* START STORED ROWS *
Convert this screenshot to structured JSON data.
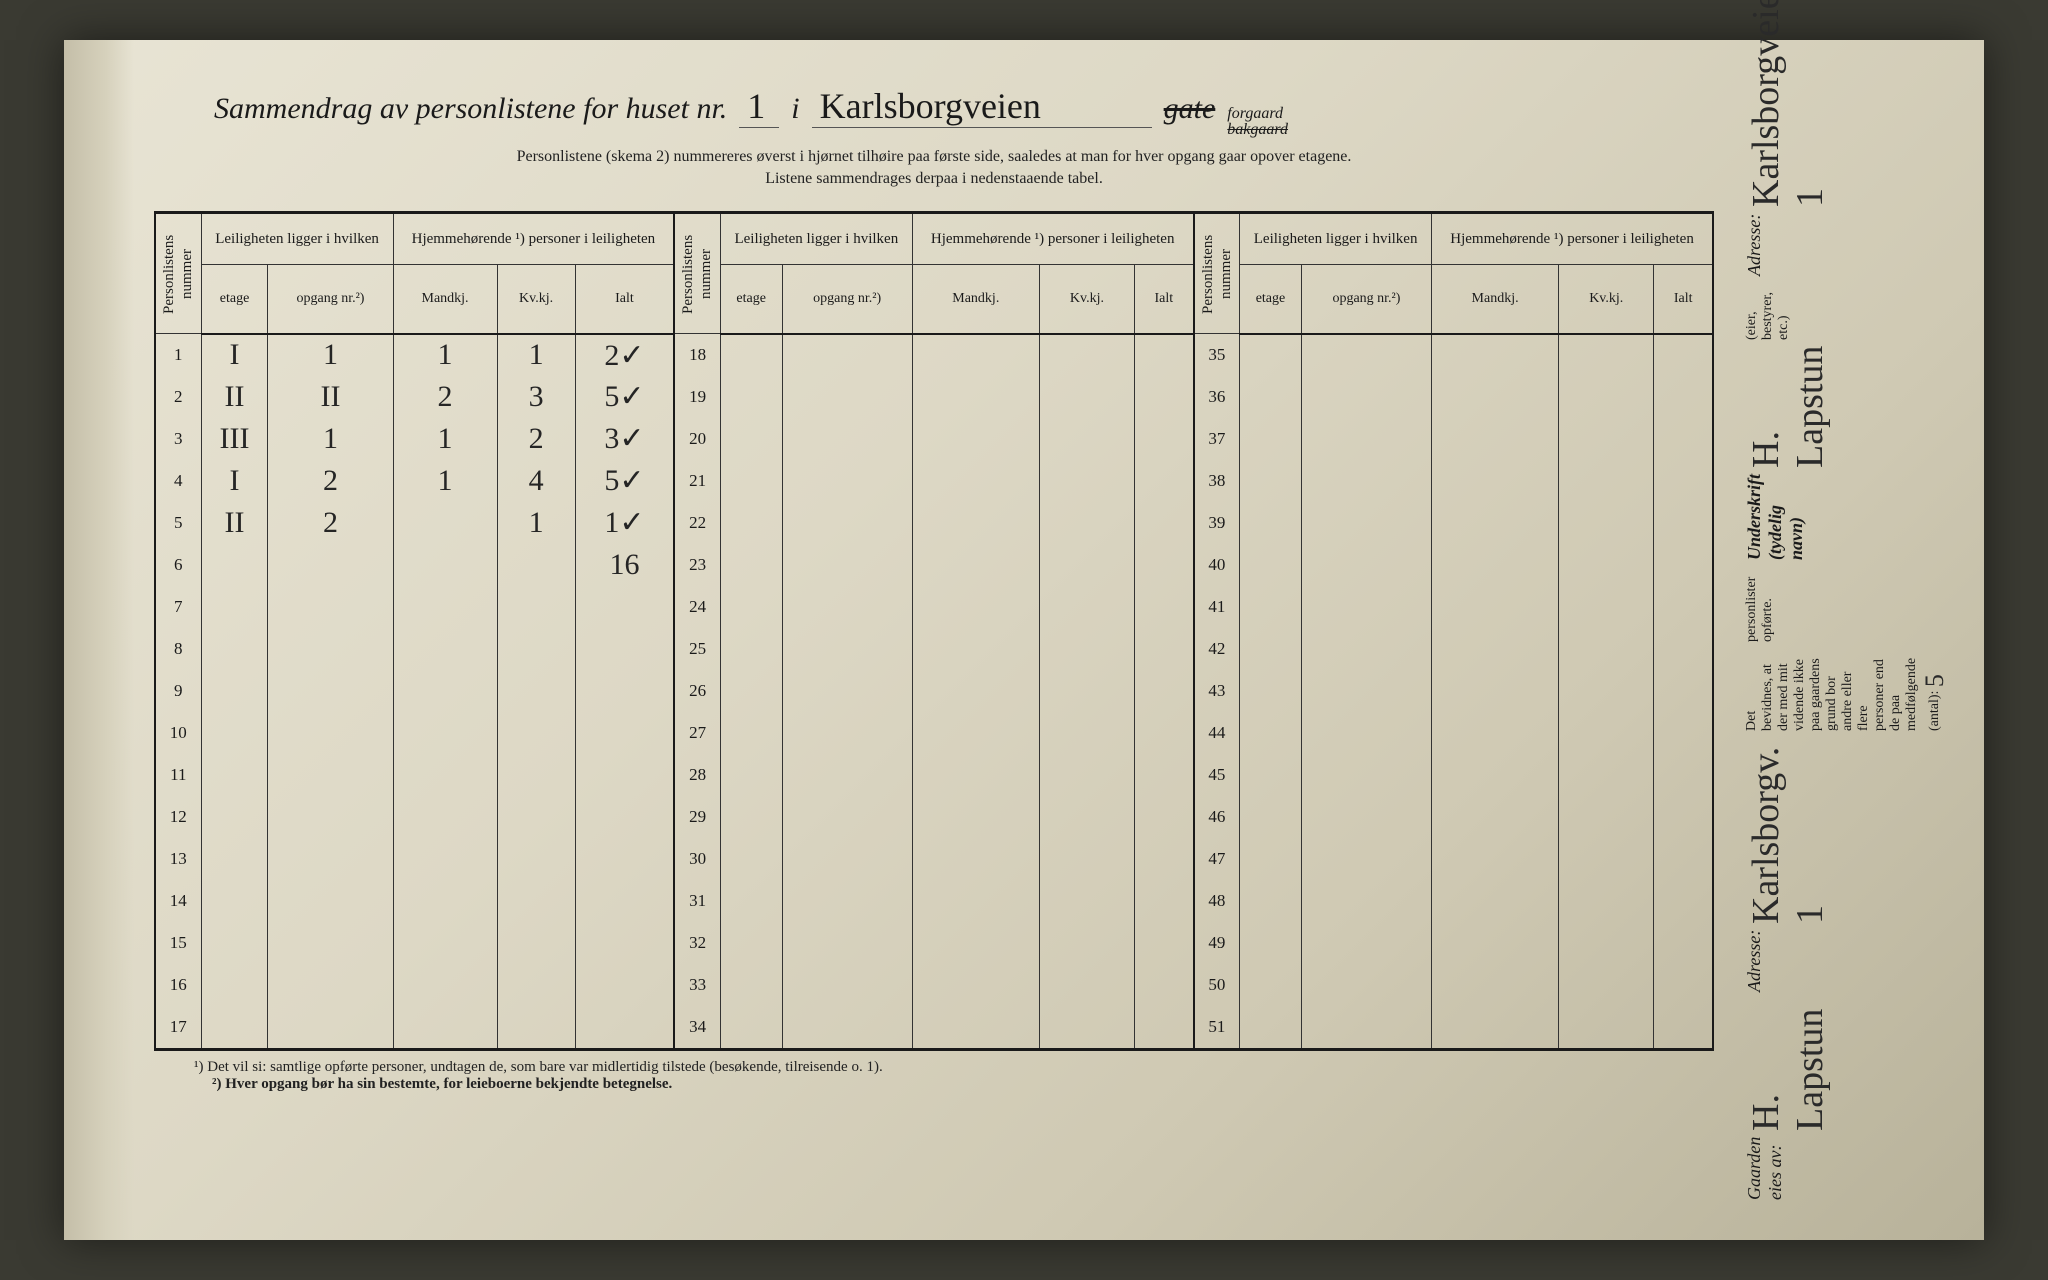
{
  "title": {
    "prefix": "Sammendrag av personlistene for huset nr.",
    "house_nr": "1",
    "i": "i",
    "street": "Karlsborgveien",
    "gate_strike": "gate",
    "forgaard": "forgaard",
    "bakgaard": "bakgaard"
  },
  "subtitle": {
    "line1": "Personlistene (skema 2) nummereres øverst i hjørnet tilhøire paa første side, saaledes at man for hver opgang gaar opover etagene.",
    "line2": "Listene sammendrages derpaa i nedenstaaende tabel."
  },
  "headers": {
    "personlistens_nummer": "Personlistens nummer",
    "leiligheten": "Leiligheten ligger i hvilken",
    "hjemmehorende": "Hjemmehørende ¹) personer i leiligheten",
    "etage": "etage",
    "opgang": "opgang nr.²)",
    "mandkj": "Mandkj.",
    "kvkj": "Kv.kj.",
    "ialt": "Ialt"
  },
  "rows": [
    {
      "n": 1,
      "et": "I",
      "op": "1",
      "m": "1",
      "k": "1",
      "i": "2✓"
    },
    {
      "n": 2,
      "et": "II",
      "op": "II",
      "m": "2",
      "k": "3",
      "i": "5✓"
    },
    {
      "n": 3,
      "et": "III",
      "op": "1",
      "m": "1",
      "k": "2",
      "i": "3✓"
    },
    {
      "n": 4,
      "et": "I",
      "op": "2",
      "m": "1",
      "k": "4",
      "i": "5✓"
    },
    {
      "n": 5,
      "et": "II",
      "op": "2",
      "m": "",
      "k": "1",
      "i": "1✓"
    },
    {
      "n": 6,
      "et": "",
      "op": "",
      "m": "",
      "k": "",
      "i": "16"
    },
    {
      "n": 7
    },
    {
      "n": 8
    },
    {
      "n": 9
    },
    {
      "n": 10
    },
    {
      "n": 11
    },
    {
      "n": 12
    },
    {
      "n": 13
    },
    {
      "n": 14
    },
    {
      "n": 15
    },
    {
      "n": 16
    },
    {
      "n": 17
    }
  ],
  "footnotes": {
    "f1": "¹)  Det vil si: samtlige opførte personer, undtagen de, som bare var midlertidig tilstede (besøkende, tilreisende o. 1).",
    "f2": "²)  Hver opgang bør ha sin bestemte, for leieboerne bekjendte betegnelse."
  },
  "side": {
    "gaarden_eies_av": "Gaarden eies av:",
    "owner_name": "H. Lapstun",
    "adresse_label": "Adresse:",
    "owner_adresse": "Karlsborgv. 1",
    "bevidnes": "Det bevidnes, at der med mit vidende ikke paa gaardens grund bor andre eller flere personer end de paa medfølgende (antal):",
    "antal": "5",
    "personlister": "personlister opførte.",
    "underskrift_label": "Underskrift (tydelig navn)",
    "eier_note": "(eier, bestyrer, etc.)",
    "signature": "H. Lapstun",
    "sign_adresse": "Karlsborgveien 1"
  }
}
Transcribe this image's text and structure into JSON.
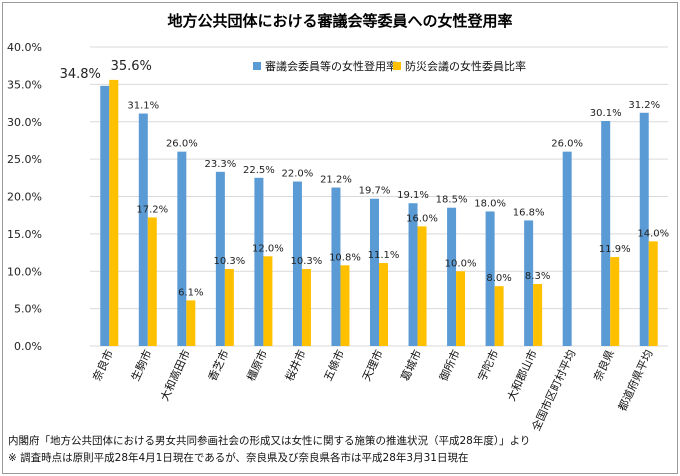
{
  "chart_data": {
    "type": "bar",
    "title": "地方公共団体における審議会等委員への女性登用率",
    "categories": [
      "奈良市",
      "生駒市",
      "大和高田市",
      "香芝市",
      "橿原市",
      "桜井市",
      "五條市",
      "天理市",
      "葛城市",
      "御所市",
      "宇陀市",
      "大和郡山市",
      "全国市区町村平均",
      "奈良県",
      "都道府県平均"
    ],
    "series": [
      {
        "name": "審議会委員等の女性登用率",
        "color": "#5B9BD5",
        "values": [
          34.8,
          31.1,
          26.0,
          23.3,
          22.5,
          22.0,
          21.2,
          19.7,
          19.1,
          18.5,
          18.0,
          16.8,
          26.0,
          30.1,
          31.2
        ],
        "labels": [
          "34.8%",
          "31.1%",
          "26.0%",
          "23.3%",
          "22.5%",
          "22.0%",
          "21.2%",
          "19.7%",
          "19.1%",
          "18.5%",
          "18.0%",
          "16.8%",
          "26.0%",
          "30.1%",
          "31.2%"
        ]
      },
      {
        "name": "防災会議の女性委員比率",
        "color": "#FFC000",
        "values": [
          35.6,
          17.2,
          6.1,
          10.3,
          12.0,
          10.3,
          10.8,
          11.1,
          16.0,
          10.0,
          8.0,
          8.3,
          null,
          11.9,
          14.0
        ],
        "labels": [
          "35.6%",
          "17.2%",
          "6.1%",
          "10.3%",
          "12.0%",
          "10.3%",
          "10.8%",
          "11.1%",
          "16.0%",
          "10.0%",
          "8.0%",
          "8.3%",
          "",
          "11.9%",
          "14.0%"
        ]
      }
    ],
    "ylim": [
      0,
      40
    ],
    "yticks": [
      0,
      5,
      10,
      15,
      20,
      25,
      30,
      35,
      40
    ],
    "ytick_labels": [
      "0.0%",
      "5.0%",
      "10.0%",
      "15.0%",
      "20.0%",
      "25.0%",
      "30.0%",
      "35.0%",
      "40.0%"
    ],
    "grid": true,
    "legend": "top-right"
  },
  "footer": {
    "line1": "内閣府「地方公共団体における男女共同参画社会の形成又は女性に関する施策の推進状況（平成28年度）」より",
    "line2": "※ 調査時点は原則平成28年4月1日現在であるが、奈良県及び奈良県各市は平成28年3月31日現在"
  }
}
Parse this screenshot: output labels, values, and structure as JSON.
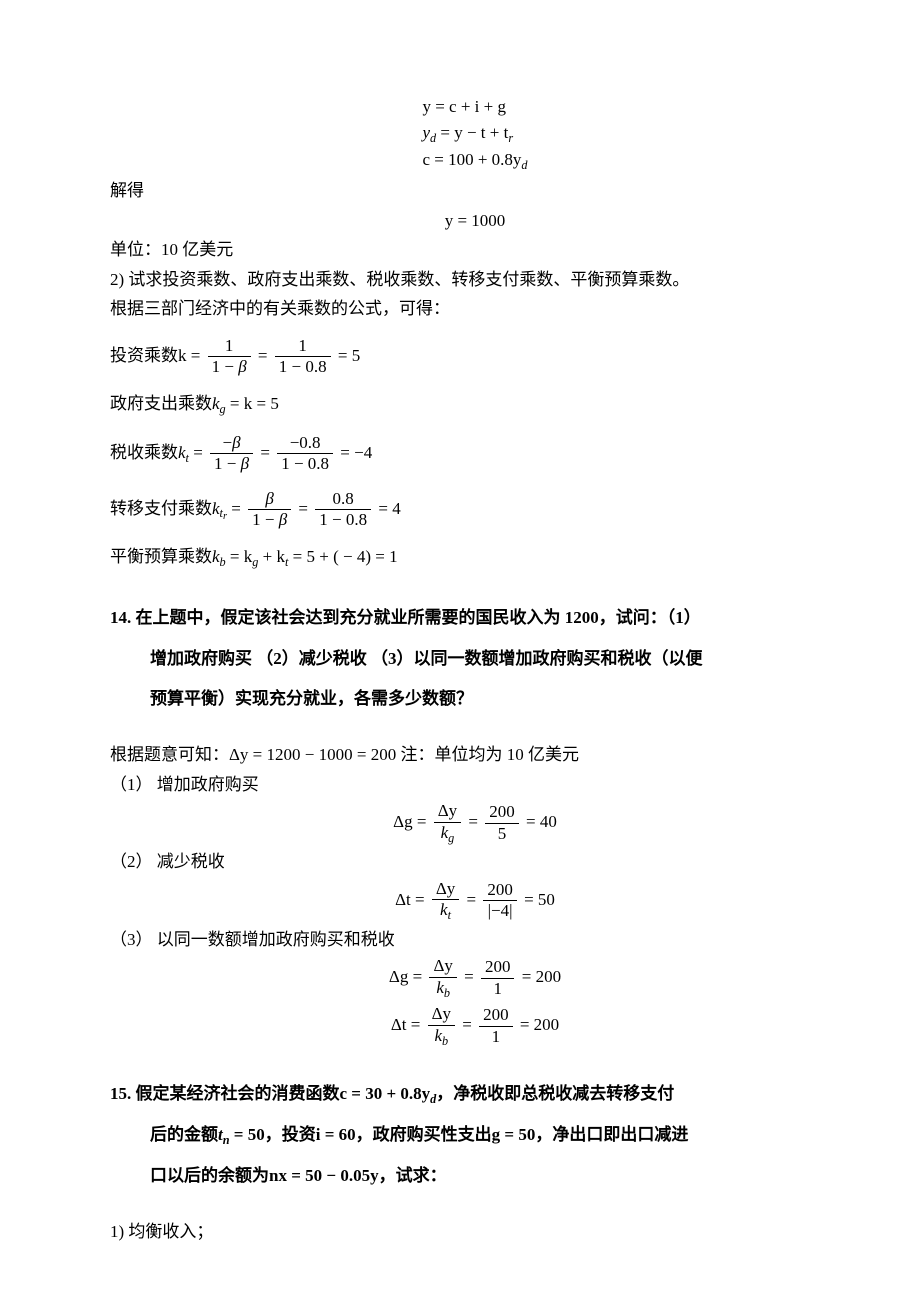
{
  "eq_system": {
    "l1": "y = c + i + g",
    "l2_lhs": "y",
    "l2_sub": "d",
    "l2_rhs": " = y − t + t",
    "l2_sub2": "r",
    "l3_lhs": "c = 100 + 0.8y",
    "l3_sub": "d"
  },
  "solve_label": "解得",
  "y_solved": "y = 1000",
  "unit_note": "单位：10 亿美元",
  "q13_2": "2)  试求投资乘数、政府支出乘数、税收乘数、转移支付乘数、平衡预算乘数。",
  "q13_intro": "根据三部门经济中的有关乘数的公式，可得：",
  "multipliers": {
    "inv": {
      "label": "投资乘数",
      "sym": "k",
      "sub": "",
      "num1": "1",
      "den1_txt": "1 − β",
      "num2": "1",
      "den2": "1 − 0.8",
      "val": "5"
    },
    "gov": {
      "label": "政府支出乘数",
      "sym": "k",
      "sub": "g",
      "rhs": " = k = 5"
    },
    "tax": {
      "label": "税收乘数",
      "sym": "k",
      "sub": "t",
      "num1": "−β",
      "den1": "1 − β",
      "num2": "−0.8",
      "den2": "1 − 0.8",
      "val": "−4"
    },
    "tr": {
      "label": "转移支付乘数",
      "sym": "k",
      "sub": "t",
      "sub2": "r",
      "num1": "β",
      "den1": "1 − β",
      "num2": "0.8",
      "den2": "1 − 0.8",
      "val": "4"
    },
    "bal": {
      "label": "平衡预算乘数",
      "sym": "k",
      "sub": "b",
      "rhs_prefix": " = k",
      "mid": " + k",
      "tail": " = 5 + ( − 4) = 1"
    }
  },
  "q14": {
    "num": "14. ",
    "line1": "在上题中，假定该社会达到充分就业所需要的国民收入为 1200，试问：（1）",
    "line2": "增加政府购买 （2）减少税收 （3）以同一数额增加政府购买和税收（以便",
    "line3": "预算平衡）实现充分就业，各需多少数额？"
  },
  "q14_given_prefix": "根据题意可知：",
  "delta_y_eq": "Δy = 1200 − 1000 = 200",
  "q14_note": "    注：单位均为 10 亿美元",
  "part1": "（1） 增加政府购买",
  "dg_num": "Δy",
  "dg_den_sym": "k",
  "dg_den_sub": "g",
  "dg_num2": "200",
  "dg_den2": "5",
  "dg_val": " = 40",
  "part2": "（2） 减少税收",
  "dt_num": "Δy",
  "dt_den_sym": "k",
  "dt_den_sub": "t",
  "dt_num2": "200",
  "dt_den2": "|−4|",
  "dt_val": " = 50",
  "part3": "（3） 以同一数额增加政府购买和税收",
  "p3a_lhs": "Δg = ",
  "p3a_num": "Δy",
  "p3a_den_sym": "k",
  "p3a_den_sub": "b",
  "p3a_num2": "200",
  "p3a_den2": "1",
  "p3a_val": " = 200",
  "p3b_lhs": "Δt = ",
  "p3b_num": "Δy",
  "p3b_den_sym": "k",
  "p3b_den_sub": "b",
  "p3b_num2": "200",
  "p3b_den2": "1",
  "p3b_val": " = 200",
  "q15": {
    "num": "15. ",
    "line1a": "假定某经济社会的消费函数",
    "line1b": "c = 30 + 0.8y",
    "line1b_sub": "d",
    "line1c": "，净税收即总税收减去转移支付",
    "line2a": "后的金额",
    "line2b": "t",
    "line2b_sub": "n",
    "line2c": " = 50，投资",
    "line2d": "i = 60",
    "line2e": "，政府购买性支出",
    "line2f": "g = 50",
    "line2g": "，净出口即出口减进",
    "line3a": "口以后的余额为",
    "line3b": "nx = 50 − 0.05y",
    "line3c": "，试求："
  },
  "q15_1": "1)  均衡收入；"
}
* END STORED ROWS *
→ **WHAT YOU NEED TO DO**
Pick out and copy every line that contains the word "以同一数额增加政府购买和税收".

→ **FINAL RESULT**
    "line2": "增加政府购买 （2）减少税收 （3）以同一数额增加政府购买和税收（以便",
  "part3": "（3） 以同一数额增加政府购买和税收",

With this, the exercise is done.